### Directive
Gather up every line that includes the string "Chance".

### Records supplied

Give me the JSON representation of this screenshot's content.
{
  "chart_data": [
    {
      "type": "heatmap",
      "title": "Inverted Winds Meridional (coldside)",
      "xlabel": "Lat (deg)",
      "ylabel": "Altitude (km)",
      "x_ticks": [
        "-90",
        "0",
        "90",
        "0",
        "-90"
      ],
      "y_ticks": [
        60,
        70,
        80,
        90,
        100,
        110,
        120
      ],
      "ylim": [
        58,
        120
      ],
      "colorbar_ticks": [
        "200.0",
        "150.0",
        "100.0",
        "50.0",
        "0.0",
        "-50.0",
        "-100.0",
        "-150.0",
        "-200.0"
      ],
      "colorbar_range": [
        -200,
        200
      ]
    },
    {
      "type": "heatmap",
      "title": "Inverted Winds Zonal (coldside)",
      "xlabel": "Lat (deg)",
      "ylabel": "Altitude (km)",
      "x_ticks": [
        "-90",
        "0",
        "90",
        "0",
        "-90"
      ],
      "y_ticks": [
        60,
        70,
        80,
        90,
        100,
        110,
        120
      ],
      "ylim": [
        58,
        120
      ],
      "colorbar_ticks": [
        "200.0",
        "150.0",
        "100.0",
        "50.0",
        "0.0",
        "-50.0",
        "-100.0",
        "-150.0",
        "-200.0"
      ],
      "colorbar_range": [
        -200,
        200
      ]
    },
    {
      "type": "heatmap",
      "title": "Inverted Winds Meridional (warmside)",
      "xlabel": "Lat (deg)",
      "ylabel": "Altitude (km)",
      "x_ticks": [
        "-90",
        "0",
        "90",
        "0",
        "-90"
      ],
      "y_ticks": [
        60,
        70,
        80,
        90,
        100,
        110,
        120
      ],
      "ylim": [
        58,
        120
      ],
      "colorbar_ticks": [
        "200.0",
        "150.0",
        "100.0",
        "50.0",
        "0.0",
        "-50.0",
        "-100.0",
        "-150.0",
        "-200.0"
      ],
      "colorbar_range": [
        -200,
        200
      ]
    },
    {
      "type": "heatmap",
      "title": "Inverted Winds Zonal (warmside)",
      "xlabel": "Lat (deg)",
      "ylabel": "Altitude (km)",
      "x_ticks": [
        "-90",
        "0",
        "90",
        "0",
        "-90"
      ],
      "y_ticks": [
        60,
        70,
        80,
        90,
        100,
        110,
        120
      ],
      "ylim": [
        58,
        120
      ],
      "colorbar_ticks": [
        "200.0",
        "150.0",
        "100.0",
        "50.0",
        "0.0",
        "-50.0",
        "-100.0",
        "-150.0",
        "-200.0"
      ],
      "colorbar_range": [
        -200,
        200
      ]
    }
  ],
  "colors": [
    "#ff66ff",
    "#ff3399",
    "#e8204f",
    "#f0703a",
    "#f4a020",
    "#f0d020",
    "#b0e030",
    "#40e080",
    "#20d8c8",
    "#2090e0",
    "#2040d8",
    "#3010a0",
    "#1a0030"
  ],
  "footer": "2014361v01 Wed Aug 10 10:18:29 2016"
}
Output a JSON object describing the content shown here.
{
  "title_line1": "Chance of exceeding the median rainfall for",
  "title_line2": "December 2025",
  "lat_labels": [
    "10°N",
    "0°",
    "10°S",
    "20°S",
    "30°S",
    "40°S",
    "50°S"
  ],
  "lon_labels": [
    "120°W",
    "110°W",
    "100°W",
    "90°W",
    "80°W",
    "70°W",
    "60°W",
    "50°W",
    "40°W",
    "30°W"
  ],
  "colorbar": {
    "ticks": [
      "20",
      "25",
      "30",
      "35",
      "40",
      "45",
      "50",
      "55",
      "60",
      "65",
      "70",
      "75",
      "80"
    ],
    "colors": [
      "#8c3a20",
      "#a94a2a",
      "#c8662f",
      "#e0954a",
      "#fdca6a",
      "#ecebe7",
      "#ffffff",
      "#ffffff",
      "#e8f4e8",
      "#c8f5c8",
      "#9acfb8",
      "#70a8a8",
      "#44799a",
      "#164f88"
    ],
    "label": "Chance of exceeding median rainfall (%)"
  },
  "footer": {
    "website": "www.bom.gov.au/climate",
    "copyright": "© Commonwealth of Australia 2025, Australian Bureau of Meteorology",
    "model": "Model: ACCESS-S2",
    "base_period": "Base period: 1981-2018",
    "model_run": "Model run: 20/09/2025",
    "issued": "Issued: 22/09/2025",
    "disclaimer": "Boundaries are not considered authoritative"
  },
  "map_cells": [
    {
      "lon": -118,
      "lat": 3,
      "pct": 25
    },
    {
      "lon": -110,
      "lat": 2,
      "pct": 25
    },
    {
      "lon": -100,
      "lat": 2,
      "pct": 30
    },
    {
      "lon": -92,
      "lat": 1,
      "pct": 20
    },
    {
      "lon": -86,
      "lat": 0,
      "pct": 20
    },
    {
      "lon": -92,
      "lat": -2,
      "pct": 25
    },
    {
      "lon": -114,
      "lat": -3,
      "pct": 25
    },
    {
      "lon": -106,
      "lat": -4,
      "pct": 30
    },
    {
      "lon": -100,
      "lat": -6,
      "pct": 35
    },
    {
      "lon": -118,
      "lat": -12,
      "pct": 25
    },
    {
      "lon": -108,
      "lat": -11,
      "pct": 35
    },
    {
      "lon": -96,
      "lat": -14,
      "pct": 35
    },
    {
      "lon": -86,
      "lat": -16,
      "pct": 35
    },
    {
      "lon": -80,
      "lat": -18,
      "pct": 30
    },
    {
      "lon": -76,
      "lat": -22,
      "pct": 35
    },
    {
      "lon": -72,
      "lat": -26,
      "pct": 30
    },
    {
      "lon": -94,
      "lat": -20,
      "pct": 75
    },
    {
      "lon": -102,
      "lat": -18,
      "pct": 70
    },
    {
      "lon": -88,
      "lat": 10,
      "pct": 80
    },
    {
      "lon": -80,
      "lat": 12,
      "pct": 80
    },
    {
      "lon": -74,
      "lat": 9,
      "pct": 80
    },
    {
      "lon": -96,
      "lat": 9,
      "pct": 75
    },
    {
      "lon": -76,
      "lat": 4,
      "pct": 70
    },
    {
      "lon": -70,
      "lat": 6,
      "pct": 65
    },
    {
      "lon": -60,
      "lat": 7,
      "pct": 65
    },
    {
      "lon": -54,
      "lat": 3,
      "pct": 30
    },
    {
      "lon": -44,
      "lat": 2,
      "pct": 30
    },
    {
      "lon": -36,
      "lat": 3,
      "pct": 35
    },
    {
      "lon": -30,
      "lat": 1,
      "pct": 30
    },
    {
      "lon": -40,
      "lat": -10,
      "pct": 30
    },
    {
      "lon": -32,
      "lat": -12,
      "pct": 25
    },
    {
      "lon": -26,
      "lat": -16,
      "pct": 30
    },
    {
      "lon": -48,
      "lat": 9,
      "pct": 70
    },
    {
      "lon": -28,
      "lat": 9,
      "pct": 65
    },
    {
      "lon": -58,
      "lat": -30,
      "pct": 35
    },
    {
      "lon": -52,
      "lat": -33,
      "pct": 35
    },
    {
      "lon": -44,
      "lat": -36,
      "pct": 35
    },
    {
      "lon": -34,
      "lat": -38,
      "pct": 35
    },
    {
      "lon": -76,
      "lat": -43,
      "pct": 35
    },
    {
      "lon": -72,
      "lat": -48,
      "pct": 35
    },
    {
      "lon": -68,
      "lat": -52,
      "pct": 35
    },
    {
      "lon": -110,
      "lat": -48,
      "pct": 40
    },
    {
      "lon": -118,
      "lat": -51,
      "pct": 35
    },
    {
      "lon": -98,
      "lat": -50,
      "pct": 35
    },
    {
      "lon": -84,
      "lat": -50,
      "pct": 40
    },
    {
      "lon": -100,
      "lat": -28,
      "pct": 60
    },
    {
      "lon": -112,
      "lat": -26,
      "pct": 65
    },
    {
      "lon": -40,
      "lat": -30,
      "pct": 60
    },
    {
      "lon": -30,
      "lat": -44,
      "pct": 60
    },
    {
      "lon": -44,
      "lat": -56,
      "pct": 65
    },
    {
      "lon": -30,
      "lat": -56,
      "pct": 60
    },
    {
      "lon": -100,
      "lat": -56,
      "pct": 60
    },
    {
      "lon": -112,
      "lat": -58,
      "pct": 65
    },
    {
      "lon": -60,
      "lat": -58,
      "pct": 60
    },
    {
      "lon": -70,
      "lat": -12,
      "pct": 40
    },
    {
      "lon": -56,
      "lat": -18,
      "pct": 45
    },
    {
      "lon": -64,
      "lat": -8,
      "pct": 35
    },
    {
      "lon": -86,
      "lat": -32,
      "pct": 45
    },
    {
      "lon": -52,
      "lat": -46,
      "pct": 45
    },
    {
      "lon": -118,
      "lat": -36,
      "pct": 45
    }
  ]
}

### Answer to this exercise
  "title_line1": "Chance of exceeding the median rainfall for",
    "label": "Chance of exceeding median rainfall (%)"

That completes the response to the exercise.